OBJECTIVE:
In the lines below, find how many contain the word "container" and report that figure alone.

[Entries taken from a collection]
--------------------

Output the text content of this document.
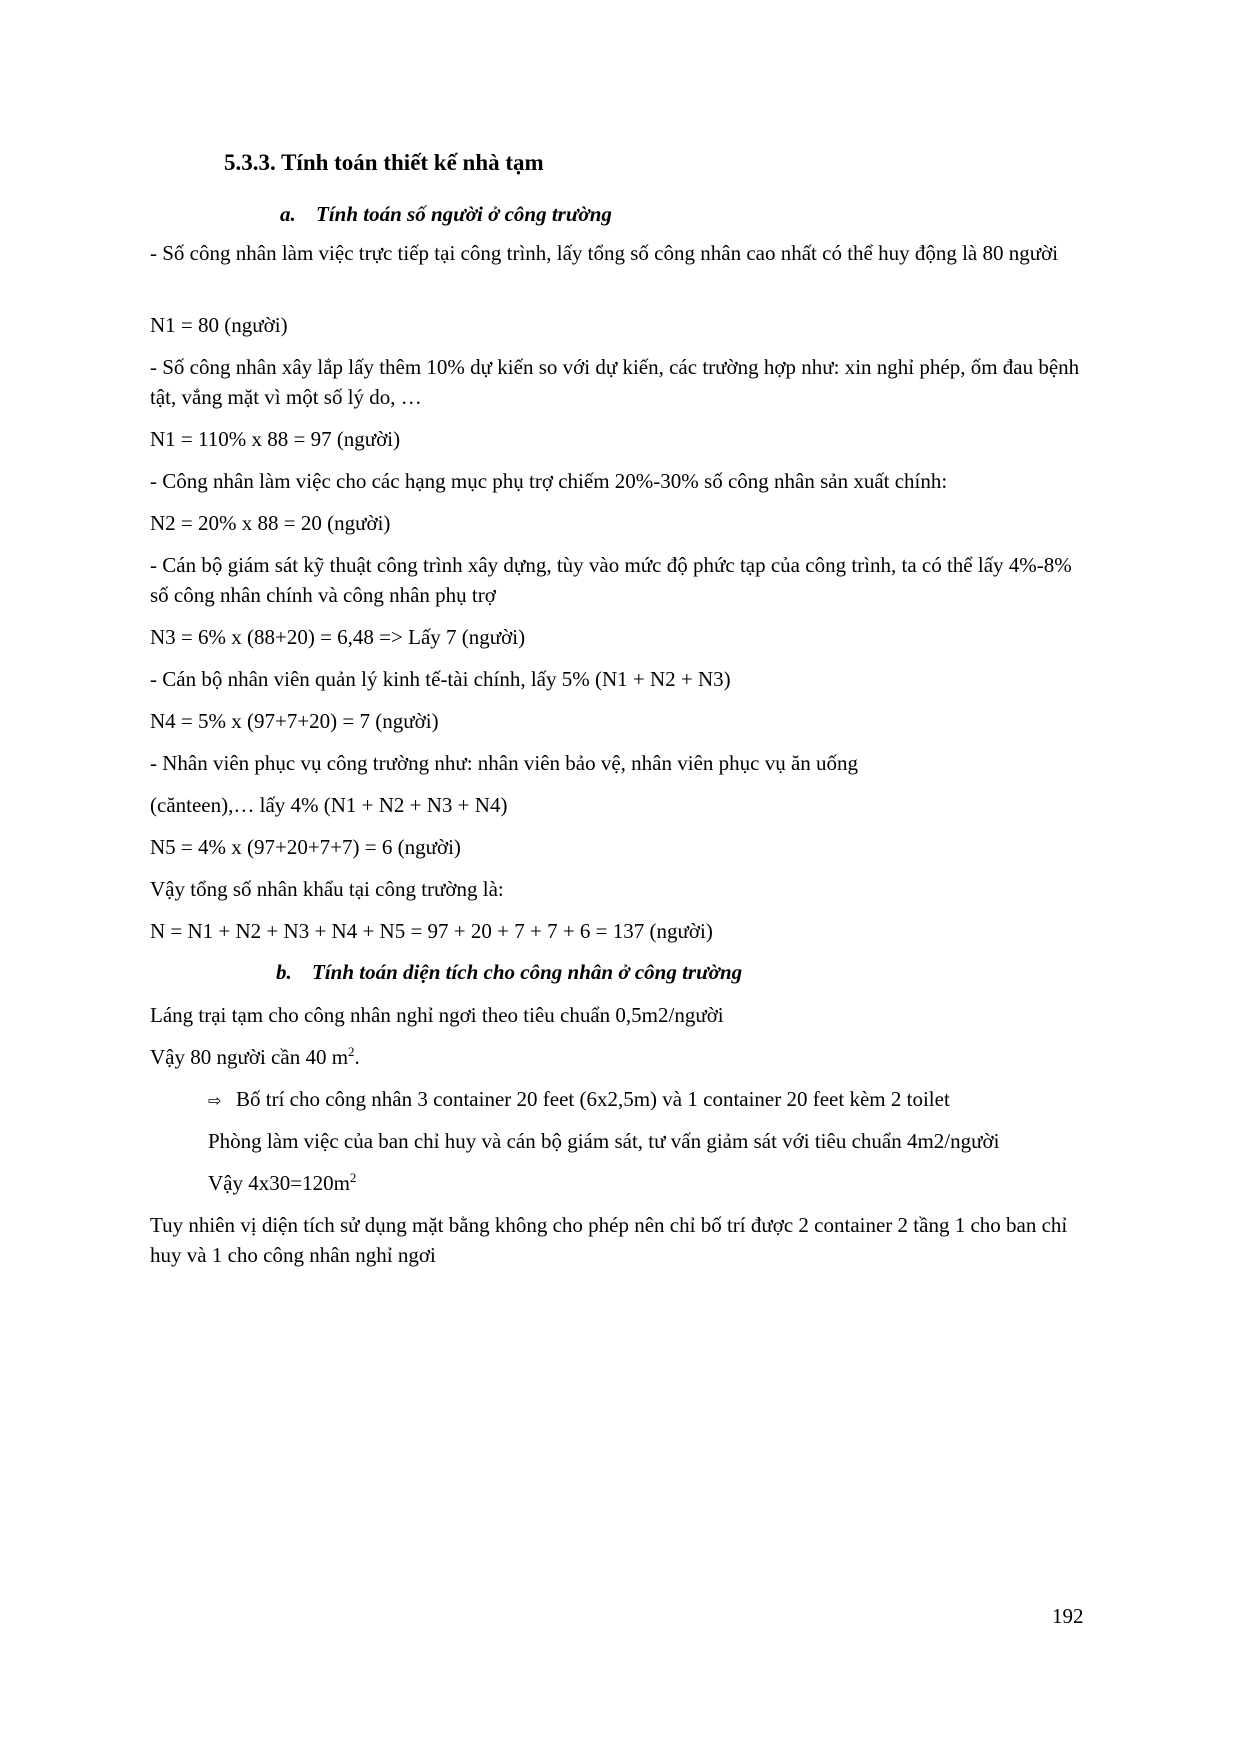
5.3.3. Tính toán thiết kế nhà tạm
a. Tính toán số người ở công trường
- Số công nhân làm việc trực tiếp tại công trình, lấy tổng số công nhân cao nhất có thể huy động là 80 người
N1 = 80 (người)
- Số công nhân xây lắp lấy thêm 10% dự kiến so với dự kiến, các trường hợp như: xin nghỉ phép, ốm đau bệnh tật, vắng mặt vì một số lý do, …
N1 = 110% x 88 = 97 (người)
- Công nhân làm việc cho các hạng mục phụ trợ chiếm 20%-30% số công nhân sản xuất chính:
N2 = 20% x 88 = 20 (người)
- Cán bộ giám sát kỹ thuật công trình xây dựng, tùy vào mức độ phức tạp của công trình, ta có thể lấy 4%-8% số công nhân chính và công nhân phụ trợ
N3 = 6% x (88+20) = 6,48 => Lấy 7 (người)
- Cán bộ nhân viên quản lý kinh tế-tài chính, lấy 5% (N1 + N2 + N3)
N4 = 5% x (97+7+20) = 7 (người)
- Nhân viên phục vụ công trường như: nhân viên bảo vệ, nhân viên phục vụ ăn uống
(cănteen),… lấy 4% (N1 + N2 + N3 + N4)
N5 = 4% x (97+20+7+7) = 6 (người)
Vậy tổng số nhân khẩu tại công trường là:
N = N1 + N2 + N3 + N4 + N5 = 97 + 20 + 7 + 7 + 6 = 137 (người)
b. Tính toán diện tích cho công nhân ở công trường
Láng trại tạm cho công nhân nghỉ ngơi theo tiêu chuẩn 0,5m2/người
Vậy 80 người cần 40 $m^2$.
⇨ Bố trí cho công nhân 3 container 20 feet (6x2,5m) và 1 container 20 feet kèm 2 toilet
Phòng làm việc của ban chỉ huy và cán bộ giám sát, tư vấn giảm sát với tiêu chuẩn 4m2/người
Vậy $4x30=120m^2$
Tuy nhiên vị diện tích sử dụng mặt bằng không cho phép nên chỉ bố trí được 2 container 2 tầng 1 cho ban chỉ huy và 1 cho công nhân nghỉ ngơi
192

--------------------

WRITTEN RESPONSE:
2